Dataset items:
+ + + + +

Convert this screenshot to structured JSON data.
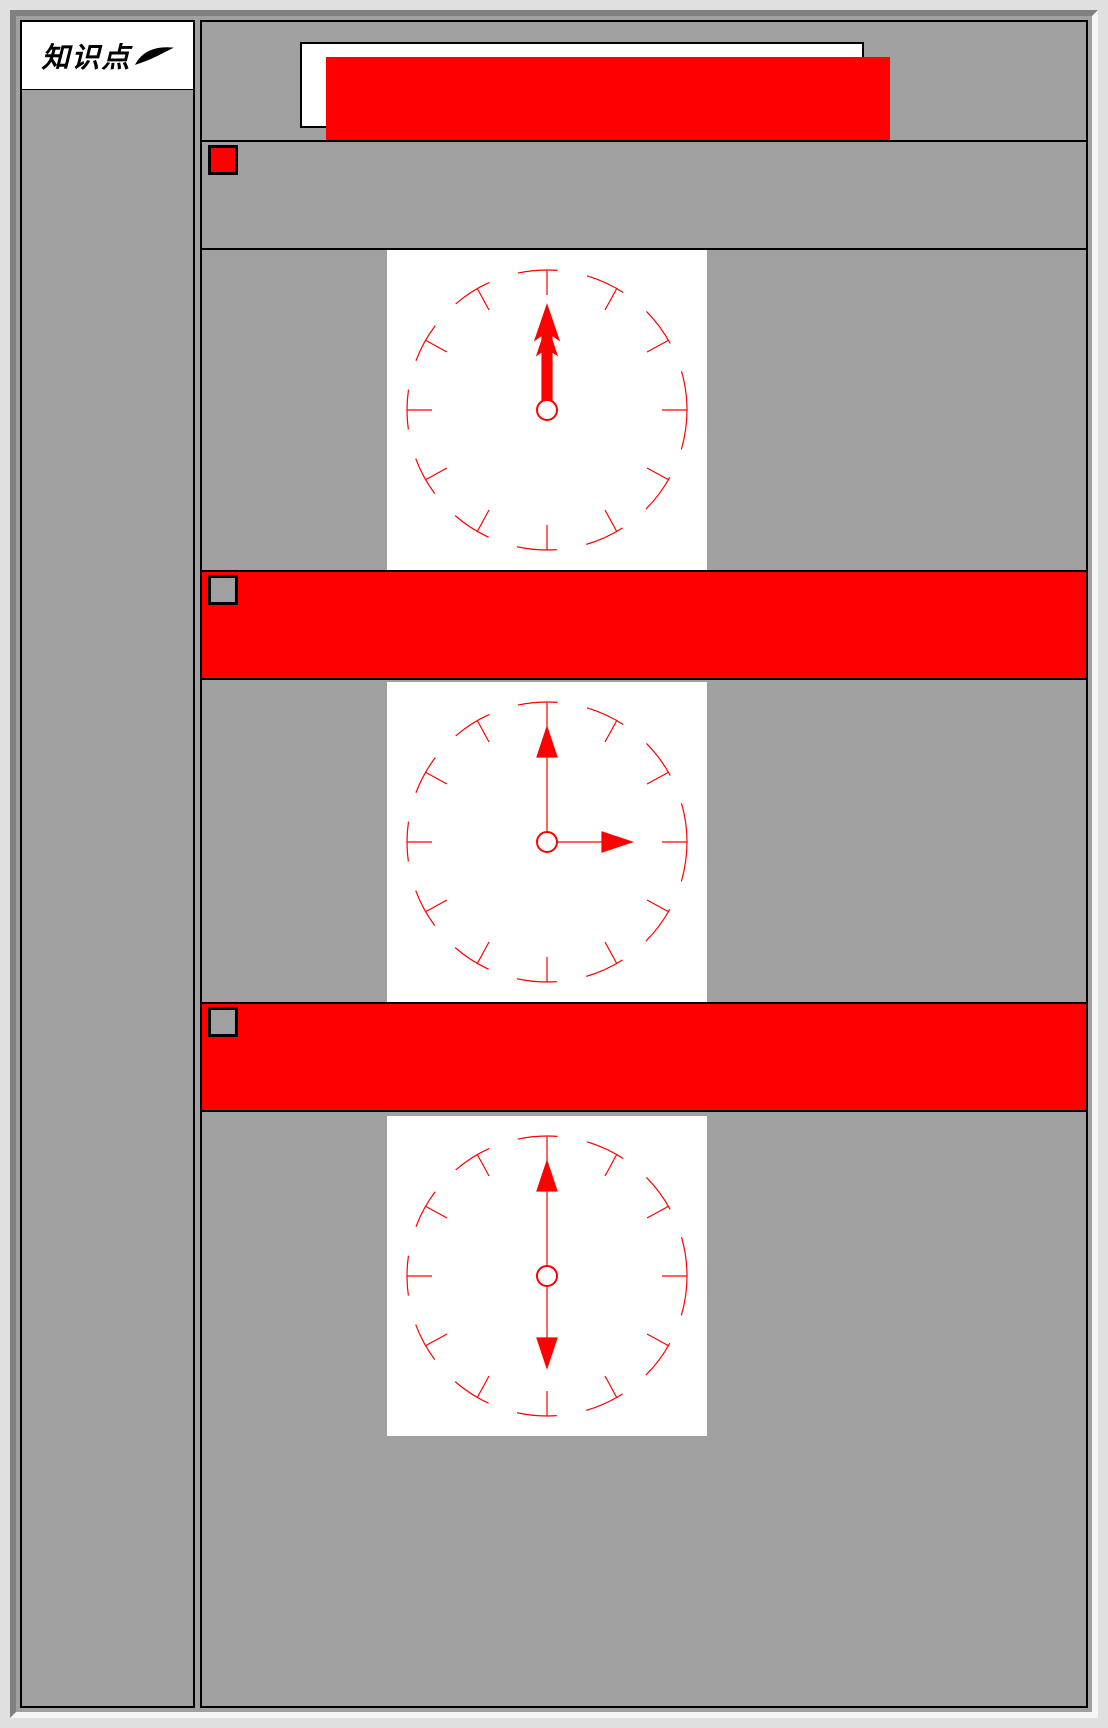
{
  "sidebar": {
    "header_text": "知识点"
  },
  "main": {
    "title": "",
    "sections": [
      {
        "label": "",
        "clock": {
          "hour": 12,
          "minute": 0
        }
      },
      {
        "label": "",
        "clock": {
          "hour": 3,
          "minute": 0
        }
      },
      {
        "label": "",
        "clock": {
          "hour": 6,
          "minute": 0
        }
      }
    ]
  },
  "colors": {
    "accent": "#ff0000",
    "panel": "#a0a0a0",
    "frame_light": "#f5f5f5",
    "frame_dark": "#808080"
  },
  "chart_data": [
    {
      "type": "clock",
      "hour_hand_angle": 0,
      "minute_hand_angle": 0,
      "description": "12:00"
    },
    {
      "type": "clock",
      "hour_hand_angle": 90,
      "minute_hand_angle": 0,
      "description": "3:00"
    },
    {
      "type": "clock",
      "hour_hand_angle": 180,
      "minute_hand_angle": 0,
      "description": "6:00"
    }
  ]
}
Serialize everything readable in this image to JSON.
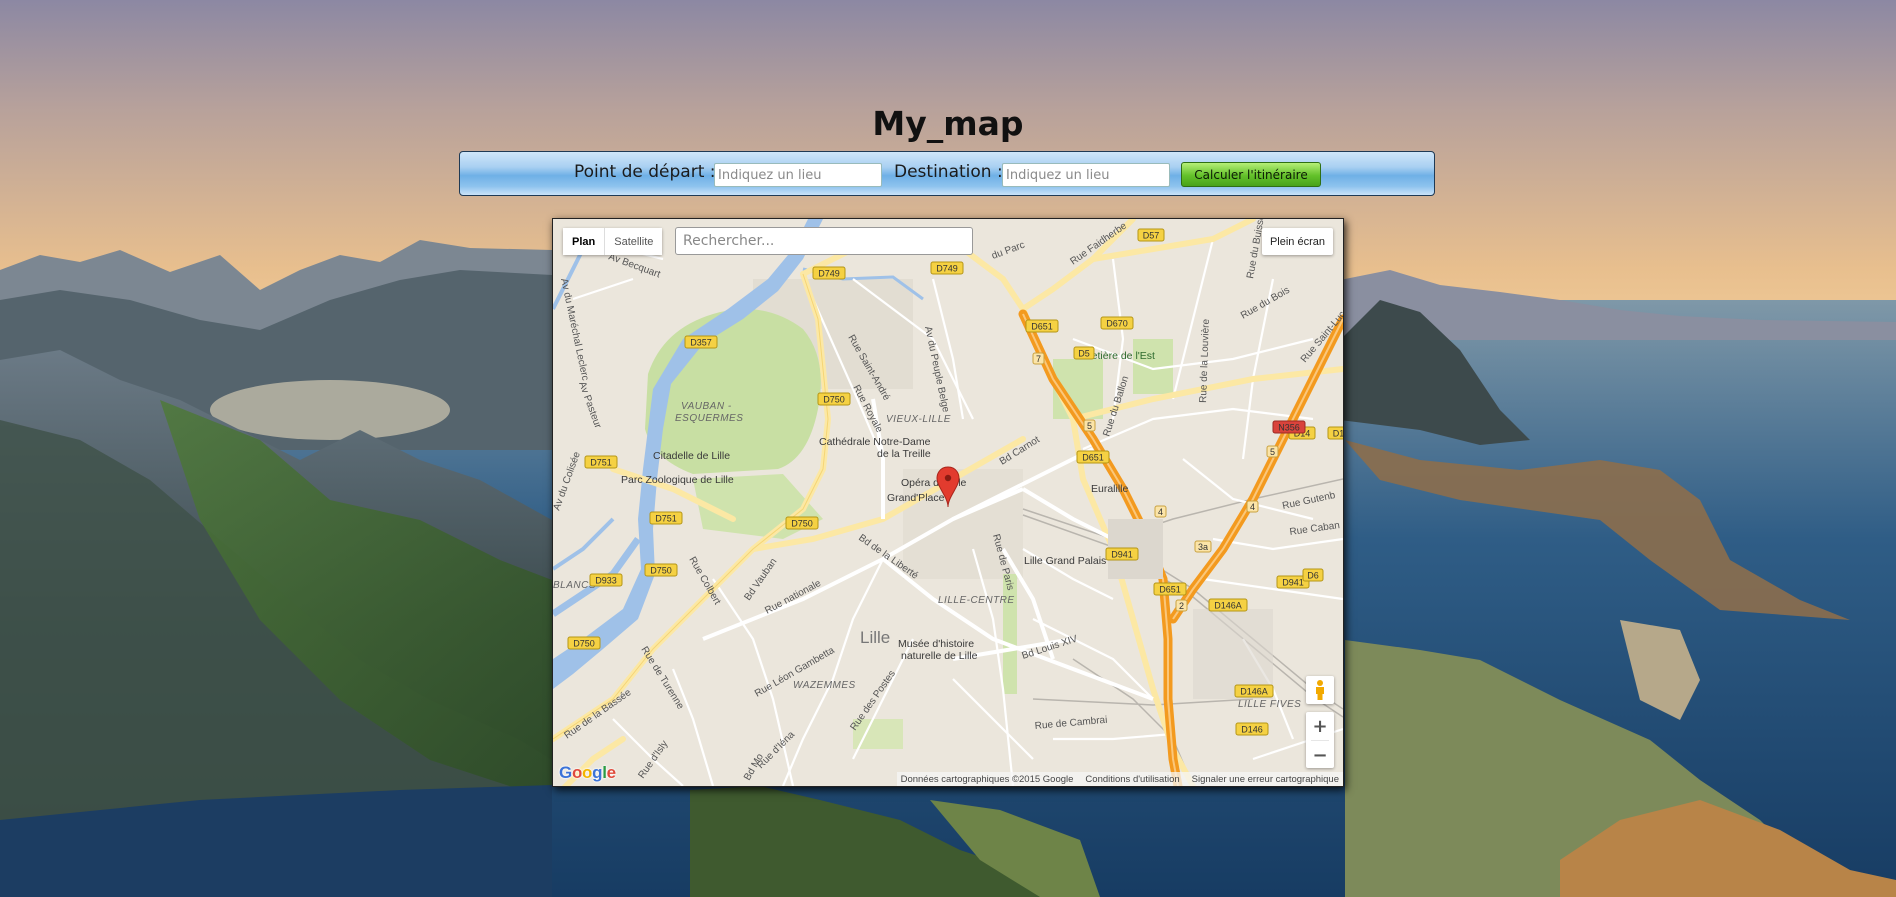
{
  "page": {
    "title": "My_map"
  },
  "route_form": {
    "start_label": "Point de départ :",
    "start_placeholder": "Indiquez un lieu",
    "destination_label": "Destination :",
    "destination_placeholder": "Indiquez un lieu",
    "submit_label": "Calculer l'itinéraire"
  },
  "map": {
    "map_types": [
      "Plan",
      "Satellite"
    ],
    "active_map_type": "Plan",
    "search_placeholder": "Rechercher...",
    "fullscreen_label": "Plein écran",
    "zoom_in": "+",
    "zoom_out": "−",
    "logo": [
      "G",
      "o",
      "o",
      "g",
      "l",
      "e"
    ],
    "attribution": {
      "data": "Données cartographiques ©2015 Google",
      "terms": "Conditions d'utilisation",
      "report": "Signaler une erreur cartographique"
    },
    "labels": {
      "city": "Lille",
      "vauban_1": "VAUBAN -",
      "vauban_2": "ESQUERMES",
      "vieux_lille": "VIEUX-LILLE",
      "lille_centre": "LILLE-CENTRE",
      "wazemmes": "WAZEMMES",
      "lille_fives": "LILLE FIVES",
      "blancs": "BLANCS",
      "citadelle": "Citadelle de Lille",
      "zoo": "Parc Zoologique de Lille",
      "cathedrale_1": "Cathédrale Notre-Dame",
      "cathedrale_2": "de la Treille",
      "opera": "Opéra de Lille",
      "grand_place": "Grand'Place",
      "euralille": "Euralille",
      "grand_palais": "Lille Grand Palais",
      "cimetiere": "Cimetière de l'Est",
      "musee_1": "Musée d'histoire",
      "musee_2": "naturelle de Lille",
      "av_becquart": "Av Becquart",
      "av_marechal": "Av du Maréchal Leclerc",
      "av_pasteur": "Av Pasteur",
      "av_colisee": "Av du Colisée",
      "rue_saint_andre": "Rue Saint-André",
      "rue_royale": "Rue Royale",
      "av_peuple_belge": "Av du Peuple Belge",
      "bd_carnot": "Bd Carnot",
      "rue_du_ballon": "Rue du Ballon",
      "rue_louviere": "Rue de la Louvière",
      "rue_du_bois": "Rue du Bois",
      "rue_saint_luc": "Rue Saint-Luc",
      "rue_faidherbe": "Rue Faidherbe",
      "rue_du_buisson": "Rue du Buisson",
      "du_parc": "du Parc",
      "bd_liberte": "Bd de la Liberté",
      "rue_nationale": "Rue nationale",
      "bd_vauban": "Bd Vauban",
      "rue_colbert": "Rue Colbert",
      "rue_turenne": "Rue de Turenne",
      "rue_bassee": "Rue de la Bassée",
      "rue_gambetta": "Rue Léon Gambetta",
      "rue_postes": "Rue des Postes",
      "rue_paris": "Rue de Paris",
      "bd_louis_xiv": "Bd Louis XIV",
      "rue_cambrai": "Rue de Cambrai",
      "rue_isly": "Rue d'Isly",
      "rue_iena": "Rue d'Iéna",
      "rue_gutenberg": "Rue Gutenb",
      "rue_cabanis": "Rue Caban",
      "bd_mo": "Bd Mo"
    },
    "road_shields": [
      "D57",
      "D749",
      "D749",
      "D670",
      "D651",
      "D5",
      "D357",
      "D750",
      "D14",
      "N356",
      "D14",
      "D751",
      "D651",
      "D751",
      "D750",
      "D941",
      "D941",
      "D933",
      "D750",
      "D651",
      "D6",
      "D146A",
      "D750",
      "D146A",
      "D146"
    ],
    "exit_numbers": [
      "7",
      "5",
      "5",
      "4",
      "4",
      "3a",
      "2"
    ]
  },
  "colors": {
    "accent_button": "#63c12a",
    "bar_blue": "#6fb0e6",
    "motorway": "#f39a1f",
    "park": "#c8dfa3",
    "water": "#9fc1e8",
    "marker": "#e23b2e"
  }
}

+ + + + +

WHAT NEEDS TO BE DONE: Produce an exact copy of each line of data, skipping embedded images.

SOLUTION TO THIS EXERCISE:
Convert this screenshot to structured JSON data.
{
  "sidebar": {
    "header_text": "知识点"
  },
  "main": {
    "title": "",
    "sections": [
      {
        "label": "",
        "clock": {
          "hour": 12,
          "minute": 0
        }
      },
      {
        "label": "",
        "clock": {
          "hour": 3,
          "minute": 0
        }
      },
      {
        "label": "",
        "clock": {
          "hour": 6,
          "minute": 0
        }
      }
    ]
  },
  "colors": {
    "accent": "#ff0000",
    "panel": "#a0a0a0",
    "frame_light": "#f5f5f5",
    "frame_dark": "#808080"
  },
  "chart_data": [
    {
      "type": "clock",
      "hour_hand_angle": 0,
      "minute_hand_angle": 0,
      "description": "12:00"
    },
    {
      "type": "clock",
      "hour_hand_angle": 90,
      "minute_hand_angle": 0,
      "description": "3:00"
    },
    {
      "type": "clock",
      "hour_hand_angle": 180,
      "minute_hand_angle": 0,
      "description": "6:00"
    }
  ]
}
Serialize everything readable in this image to JSON.
{
  "page": {
    "title": "My_map"
  },
  "route_form": {
    "start_label": "Point de départ :",
    "start_placeholder": "Indiquez un lieu",
    "destination_label": "Destination :",
    "destination_placeholder": "Indiquez un lieu",
    "submit_label": "Calculer l'itinéraire"
  },
  "map": {
    "map_types": [
      "Plan",
      "Satellite"
    ],
    "active_map_type": "Plan",
    "search_placeholder": "Rechercher...",
    "fullscreen_label": "Plein écran",
    "zoom_in": "+",
    "zoom_out": "−",
    "logo": [
      "G",
      "o",
      "o",
      "g",
      "l",
      "e"
    ],
    "attribution": {
      "data": "Données cartographiques ©2015 Google",
      "terms": "Conditions d'utilisation",
      "report": "Signaler une erreur cartographique"
    },
    "labels": {
      "city": "Lille",
      "vauban_1": "VAUBAN -",
      "vauban_2": "ESQUERMES",
      "vieux_lille": "VIEUX-LILLE",
      "lille_centre": "LILLE-CENTRE",
      "wazemmes": "WAZEMMES",
      "lille_fives": "LILLE FIVES",
      "blancs": "BLANCS",
      "citadelle": "Citadelle de Lille",
      "zoo": "Parc Zoologique de Lille",
      "cathedrale_1": "Cathédrale Notre-Dame",
      "cathedrale_2": "de la Treille",
      "opera": "Opéra de Lille",
      "grand_place": "Grand'Place",
      "euralille": "Euralille",
      "grand_palais": "Lille Grand Palais",
      "cimetiere": "Cimetière de l'Est",
      "musee_1": "Musée d'histoire",
      "musee_2": "naturelle de Lille",
      "av_becquart": "Av Becquart",
      "av_marechal": "Av du Maréchal Leclerc",
      "av_pasteur": "Av Pasteur",
      "av_colisee": "Av du Colisée",
      "rue_saint_andre": "Rue Saint-André",
      "rue_royale": "Rue Royale",
      "av_peuple_belge": "Av du Peuple Belge",
      "bd_carnot": "Bd Carnot",
      "rue_du_ballon": "Rue du Ballon",
      "rue_louviere": "Rue de la Louvière",
      "rue_du_bois": "Rue du Bois",
      "rue_saint_luc": "Rue Saint-Luc",
      "rue_faidherbe": "Rue Faidherbe",
      "rue_du_buisson": "Rue du Buisson",
      "du_parc": "du Parc",
      "bd_liberte": "Bd de la Liberté",
      "rue_nationale": "Rue nationale",
      "bd_vauban": "Bd Vauban",
      "rue_colbert": "Rue Colbert",
      "rue_turenne": "Rue de Turenne",
      "rue_bassee": "Rue de la Bassée",
      "rue_gambetta": "Rue Léon Gambetta",
      "rue_postes": "Rue des Postes",
      "rue_paris": "Rue de Paris",
      "bd_louis_xiv": "Bd Louis XIV",
      "rue_cambrai": "Rue de Cambrai",
      "rue_isly": "Rue d'Isly",
      "rue_iena": "Rue d'Iéna",
      "rue_gutenberg": "Rue Gutenb",
      "rue_cabanis": "Rue Caban",
      "bd_mo": "Bd Mo"
    },
    "road_shields": [
      "D57",
      "D749",
      "D749",
      "D670",
      "D651",
      "D5",
      "D357",
      "D750",
      "D14",
      "N356",
      "D14",
      "D751",
      "D651",
      "D751",
      "D750",
      "D941",
      "D941",
      "D933",
      "D750",
      "D651",
      "D6",
      "D146A",
      "D750",
      "D146A",
      "D146"
    ],
    "exit_numbers": [
      "7",
      "5",
      "5",
      "4",
      "4",
      "3a",
      "2"
    ]
  },
  "colors": {
    "accent_button": "#63c12a",
    "bar_blue": "#6fb0e6",
    "motorway": "#f39a1f",
    "park": "#c8dfa3",
    "water": "#9fc1e8",
    "marker": "#e23b2e"
  }
}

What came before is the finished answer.